Start of Stored records

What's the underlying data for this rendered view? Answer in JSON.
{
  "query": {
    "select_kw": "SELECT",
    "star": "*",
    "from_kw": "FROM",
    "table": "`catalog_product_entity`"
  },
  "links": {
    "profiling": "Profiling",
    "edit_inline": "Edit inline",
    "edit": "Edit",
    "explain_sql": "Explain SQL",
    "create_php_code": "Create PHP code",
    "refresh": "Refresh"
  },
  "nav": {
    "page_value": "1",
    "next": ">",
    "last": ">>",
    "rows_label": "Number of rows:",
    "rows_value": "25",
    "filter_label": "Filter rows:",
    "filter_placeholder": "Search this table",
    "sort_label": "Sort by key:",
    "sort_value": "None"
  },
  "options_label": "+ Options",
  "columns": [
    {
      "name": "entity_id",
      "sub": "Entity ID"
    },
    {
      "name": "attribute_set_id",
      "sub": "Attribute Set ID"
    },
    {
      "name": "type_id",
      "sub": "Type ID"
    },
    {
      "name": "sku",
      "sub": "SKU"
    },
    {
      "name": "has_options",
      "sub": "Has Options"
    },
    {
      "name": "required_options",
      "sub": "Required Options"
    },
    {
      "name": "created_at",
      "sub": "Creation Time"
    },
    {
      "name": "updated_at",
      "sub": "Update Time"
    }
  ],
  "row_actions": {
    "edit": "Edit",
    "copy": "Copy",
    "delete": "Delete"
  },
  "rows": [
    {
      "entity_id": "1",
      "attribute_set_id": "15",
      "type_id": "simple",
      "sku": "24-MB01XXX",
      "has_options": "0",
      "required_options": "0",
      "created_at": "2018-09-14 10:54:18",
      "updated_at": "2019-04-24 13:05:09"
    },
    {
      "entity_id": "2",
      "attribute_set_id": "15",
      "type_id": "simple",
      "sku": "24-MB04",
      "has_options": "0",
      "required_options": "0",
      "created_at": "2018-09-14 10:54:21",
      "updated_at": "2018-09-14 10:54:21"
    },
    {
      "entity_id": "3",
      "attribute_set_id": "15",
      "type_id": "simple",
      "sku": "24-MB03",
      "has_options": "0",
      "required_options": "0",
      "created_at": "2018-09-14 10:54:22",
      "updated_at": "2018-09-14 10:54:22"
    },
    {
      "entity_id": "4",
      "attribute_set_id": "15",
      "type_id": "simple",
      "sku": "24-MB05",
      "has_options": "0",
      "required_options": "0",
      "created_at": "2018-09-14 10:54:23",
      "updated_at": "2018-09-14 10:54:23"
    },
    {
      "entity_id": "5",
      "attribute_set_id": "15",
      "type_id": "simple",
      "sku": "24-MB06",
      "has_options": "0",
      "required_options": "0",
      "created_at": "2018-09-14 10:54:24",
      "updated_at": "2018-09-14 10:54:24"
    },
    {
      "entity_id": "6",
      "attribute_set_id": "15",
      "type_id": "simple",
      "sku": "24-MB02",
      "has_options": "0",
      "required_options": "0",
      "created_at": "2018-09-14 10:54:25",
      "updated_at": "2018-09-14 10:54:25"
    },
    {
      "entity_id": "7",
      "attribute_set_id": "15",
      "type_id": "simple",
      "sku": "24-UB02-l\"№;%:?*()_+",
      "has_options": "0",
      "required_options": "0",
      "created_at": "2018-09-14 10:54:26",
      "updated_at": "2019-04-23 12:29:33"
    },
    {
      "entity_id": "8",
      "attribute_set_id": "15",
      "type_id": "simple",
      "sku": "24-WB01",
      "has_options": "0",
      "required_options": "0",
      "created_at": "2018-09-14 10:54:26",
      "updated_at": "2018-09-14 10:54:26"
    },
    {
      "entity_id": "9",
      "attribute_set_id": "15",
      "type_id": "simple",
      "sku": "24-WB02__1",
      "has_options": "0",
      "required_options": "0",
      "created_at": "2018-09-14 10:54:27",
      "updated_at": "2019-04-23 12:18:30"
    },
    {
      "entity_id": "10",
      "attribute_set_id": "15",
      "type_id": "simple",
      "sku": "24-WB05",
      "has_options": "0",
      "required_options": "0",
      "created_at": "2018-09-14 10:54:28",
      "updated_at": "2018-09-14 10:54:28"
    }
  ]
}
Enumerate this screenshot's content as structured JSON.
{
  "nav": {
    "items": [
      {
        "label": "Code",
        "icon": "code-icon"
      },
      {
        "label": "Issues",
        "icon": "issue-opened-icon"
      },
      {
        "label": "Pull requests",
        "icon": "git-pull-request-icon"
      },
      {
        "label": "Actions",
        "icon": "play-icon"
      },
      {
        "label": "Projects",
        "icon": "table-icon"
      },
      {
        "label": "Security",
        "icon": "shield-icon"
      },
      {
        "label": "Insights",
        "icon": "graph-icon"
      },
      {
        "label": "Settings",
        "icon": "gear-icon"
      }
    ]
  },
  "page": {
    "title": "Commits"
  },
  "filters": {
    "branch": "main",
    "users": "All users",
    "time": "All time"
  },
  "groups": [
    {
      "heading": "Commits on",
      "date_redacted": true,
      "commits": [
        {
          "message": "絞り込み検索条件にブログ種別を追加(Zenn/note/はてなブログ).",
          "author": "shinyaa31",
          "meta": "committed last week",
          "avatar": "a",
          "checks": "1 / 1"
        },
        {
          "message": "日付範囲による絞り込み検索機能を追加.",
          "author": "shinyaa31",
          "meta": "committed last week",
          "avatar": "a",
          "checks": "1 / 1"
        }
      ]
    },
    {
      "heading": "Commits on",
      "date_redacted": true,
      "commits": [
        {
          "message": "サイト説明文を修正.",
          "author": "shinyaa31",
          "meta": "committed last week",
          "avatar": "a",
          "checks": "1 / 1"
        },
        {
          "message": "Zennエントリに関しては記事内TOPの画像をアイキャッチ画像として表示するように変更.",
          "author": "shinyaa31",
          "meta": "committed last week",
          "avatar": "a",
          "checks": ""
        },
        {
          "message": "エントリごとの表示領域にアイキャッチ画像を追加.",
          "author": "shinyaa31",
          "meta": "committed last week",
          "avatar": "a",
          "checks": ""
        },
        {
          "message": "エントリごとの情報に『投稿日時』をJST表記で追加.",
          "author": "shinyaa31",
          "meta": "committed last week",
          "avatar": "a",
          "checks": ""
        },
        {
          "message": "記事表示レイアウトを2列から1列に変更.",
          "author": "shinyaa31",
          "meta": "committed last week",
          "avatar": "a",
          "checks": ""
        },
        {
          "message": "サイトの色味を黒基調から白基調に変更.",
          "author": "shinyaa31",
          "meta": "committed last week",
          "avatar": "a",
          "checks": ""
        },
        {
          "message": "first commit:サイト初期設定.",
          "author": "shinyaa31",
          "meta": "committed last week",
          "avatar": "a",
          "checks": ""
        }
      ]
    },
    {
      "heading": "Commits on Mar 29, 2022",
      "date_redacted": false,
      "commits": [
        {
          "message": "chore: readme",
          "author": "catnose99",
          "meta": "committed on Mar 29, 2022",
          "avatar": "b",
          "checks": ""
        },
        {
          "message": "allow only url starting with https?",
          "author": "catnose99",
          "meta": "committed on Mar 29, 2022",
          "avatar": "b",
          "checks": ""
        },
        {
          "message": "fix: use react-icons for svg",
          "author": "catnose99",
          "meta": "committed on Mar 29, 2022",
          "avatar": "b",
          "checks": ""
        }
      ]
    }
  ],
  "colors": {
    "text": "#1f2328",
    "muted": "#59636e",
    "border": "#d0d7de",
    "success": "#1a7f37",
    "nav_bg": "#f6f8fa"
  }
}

End of Stored records

Task directions:
Copy out all the entries shown above, character for character.

In response:
What's the underlying data for this rendered view? Answer in JSON.
{
  "query": {
    "select_kw": "SELECT",
    "star": "*",
    "from_kw": "FROM",
    "table": "`catalog_product_entity`"
  },
  "links": {
    "profiling": "Profiling",
    "edit_inline": "Edit inline",
    "edit": "Edit",
    "explain_sql": "Explain SQL",
    "create_php_code": "Create PHP code",
    "refresh": "Refresh"
  },
  "nav": {
    "page_value": "1",
    "next": ">",
    "last": ">>",
    "rows_label": "Number of rows:",
    "rows_value": "25",
    "filter_label": "Filter rows:",
    "filter_placeholder": "Search this table",
    "sort_label": "Sort by key:",
    "sort_value": "None"
  },
  "options_label": "+ Options",
  "columns": [
    {
      "name": "entity_id",
      "sub": "Entity ID"
    },
    {
      "name": "attribute_set_id",
      "sub": "Attribute Set ID"
    },
    {
      "name": "type_id",
      "sub": "Type ID"
    },
    {
      "name": "sku",
      "sub": "SKU"
    },
    {
      "name": "has_options",
      "sub": "Has Options"
    },
    {
      "name": "required_options",
      "sub": "Required Options"
    },
    {
      "name": "created_at",
      "sub": "Creation Time"
    },
    {
      "name": "updated_at",
      "sub": "Update Time"
    }
  ],
  "row_actions": {
    "edit": "Edit",
    "copy": "Copy",
    "delete": "Delete"
  },
  "rows": [
    {
      "entity_id": "1",
      "attribute_set_id": "15",
      "type_id": "simple",
      "sku": "24-MB01XXX",
      "has_options": "0",
      "required_options": "0",
      "created_at": "2018-09-14 10:54:18",
      "updated_at": "2019-04-24 13:05:09"
    },
    {
      "entity_id": "2",
      "attribute_set_id": "15",
      "type_id": "simple",
      "sku": "24-MB04",
      "has_options": "0",
      "required_options": "0",
      "created_at": "2018-09-14 10:54:21",
      "updated_at": "2018-09-14 10:54:21"
    },
    {
      "entity_id": "3",
      "attribute_set_id": "15",
      "type_id": "simple",
      "sku": "24-MB03",
      "has_options": "0",
      "required_options": "0",
      "created_at": "2018-09-14 10:54:22",
      "updated_at": "2018-09-14 10:54:22"
    },
    {
      "entity_id": "4",
      "attribute_set_id": "15",
      "type_id": "simple",
      "sku": "24-MB05",
      "has_options": "0",
      "required_options": "0",
      "created_at": "2018-09-14 10:54:23",
      "updated_at": "2018-09-14 10:54:23"
    },
    {
      "entity_id": "5",
      "attribute_set_id": "15",
      "type_id": "simple",
      "sku": "24-MB06",
      "has_options": "0",
      "required_options": "0",
      "created_at": "2018-09-14 10:54:24",
      "updated_at": "2018-09-14 10:54:24"
    },
    {
      "entity_id": "6",
      "attribute_set_id": "15",
      "type_id": "simple",
      "sku": "24-MB02",
      "has_options": "0",
      "required_options": "0",
      "created_at": "2018-09-14 10:54:25",
      "updated_at": "2018-09-14 10:54:25"
    },
    {
      "entity_id": "7",
      "attribute_set_id": "15",
      "type_id": "simple",
      "sku": "24-UB02-l\"№;%:?*()_+",
      "has_options": "0",
      "required_options": "0",
      "created_at": "2018-09-14 10:54:26",
      "updated_at": "2019-04-23 12:29:33"
    },
    {
      "entity_id": "8",
      "attribute_set_id": "15",
      "type_id": "simple",
      "sku": "24-WB01",
      "has_options": "0",
      "required_options": "0",
      "created_at": "2018-09-14 10:54:26",
      "updated_at": "2018-09-14 10:54:26"
    },
    {
      "entity_id": "9",
      "attribute_set_id": "15",
      "type_id": "simple",
      "sku": "24-WB02__1",
      "has_options": "0",
      "required_options": "0",
      "created_at": "2018-09-14 10:54:27",
      "updated_at": "2019-04-23 12:18:30"
    },
    {
      "entity_id": "10",
      "attribute_set_id": "15",
      "type_id": "simple",
      "sku": "24-WB05",
      "has_options": "0",
      "required_options": "0",
      "created_at": "2018-09-14 10:54:28",
      "updated_at": "2018-09-14 10:54:28"
    }
  ]
}
Enumerate this screenshot's content as structured JSON.
{
  "nav": {
    "items": [
      {
        "label": "Code",
        "icon": "code-icon"
      },
      {
        "label": "Issues",
        "icon": "issue-opened-icon"
      },
      {
        "label": "Pull requests",
        "icon": "git-pull-request-icon"
      },
      {
        "label": "Actions",
        "icon": "play-icon"
      },
      {
        "label": "Projects",
        "icon": "table-icon"
      },
      {
        "label": "Security",
        "icon": "shield-icon"
      },
      {
        "label": "Insights",
        "icon": "graph-icon"
      },
      {
        "label": "Settings",
        "icon": "gear-icon"
      }
    ]
  },
  "page": {
    "title": "Commits"
  },
  "filters": {
    "branch": "main",
    "users": "All users",
    "time": "All time"
  },
  "groups": [
    {
      "heading": "Commits on",
      "date_redacted": true,
      "commits": [
        {
          "message": "絞り込み検索条件にブログ種別を追加(Zenn/note/はてなブログ).",
          "author": "shinyaa31",
          "meta": "committed last week",
          "avatar": "a",
          "checks": "1 / 1"
        },
        {
          "message": "日付範囲による絞り込み検索機能を追加.",
          "author": "shinyaa31",
          "meta": "committed last week",
          "avatar": "a",
          "checks": "1 / 1"
        }
      ]
    },
    {
      "heading": "Commits on",
      "date_redacted": true,
      "commits": [
        {
          "message": "サイト説明文を修正.",
          "author": "shinyaa31",
          "meta": "committed last week",
          "avatar": "a",
          "checks": "1 / 1"
        },
        {
          "message": "Zennエントリに関しては記事内TOPの画像をアイキャッチ画像として表示するように変更.",
          "author": "shinyaa31",
          "meta": "committed last week",
          "avatar": "a",
          "checks": ""
        },
        {
          "message": "エントリごとの表示領域にアイキャッチ画像を追加.",
          "author": "shinyaa31",
          "meta": "committed last week",
          "avatar": "a",
          "checks": ""
        },
        {
          "message": "エントリごとの情報に『投稿日時』をJST表記で追加.",
          "author": "shinyaa31",
          "meta": "committed last week",
          "avatar": "a",
          "checks": ""
        },
        {
          "message": "記事表示レイアウトを2列から1列に変更.",
          "author": "shinyaa31",
          "meta": "committed last week",
          "avatar": "a",
          "checks": ""
        },
        {
          "message": "サイトの色味を黒基調から白基調に変更.",
          "author": "shinyaa31",
          "meta": "committed last week",
          "avatar": "a",
          "checks": ""
        },
        {
          "message": "first commit:サイト初期設定.",
          "author": "shinyaa31",
          "meta": "committed last week",
          "avatar": "a",
          "checks": ""
        }
      ]
    },
    {
      "heading": "Commits on Mar 29, 2022",
      "date_redacted": false,
      "commits": [
        {
          "message": "chore: readme",
          "author": "catnose99",
          "meta": "committed on Mar 29, 2022",
          "avatar": "b",
          "checks": ""
        },
        {
          "message": "allow only url starting with https?",
          "author": "catnose99",
          "meta": "committed on Mar 29, 2022",
          "avatar": "b",
          "checks": ""
        },
        {
          "message": "fix: use react-icons for svg",
          "author": "catnose99",
          "meta": "committed on Mar 29, 2022",
          "avatar": "b",
          "checks": ""
        }
      ]
    }
  ],
  "colors": {
    "text": "#1f2328",
    "muted": "#59636e",
    "border": "#d0d7de",
    "success": "#1a7f37",
    "nav_bg": "#f6f8fa"
  }
}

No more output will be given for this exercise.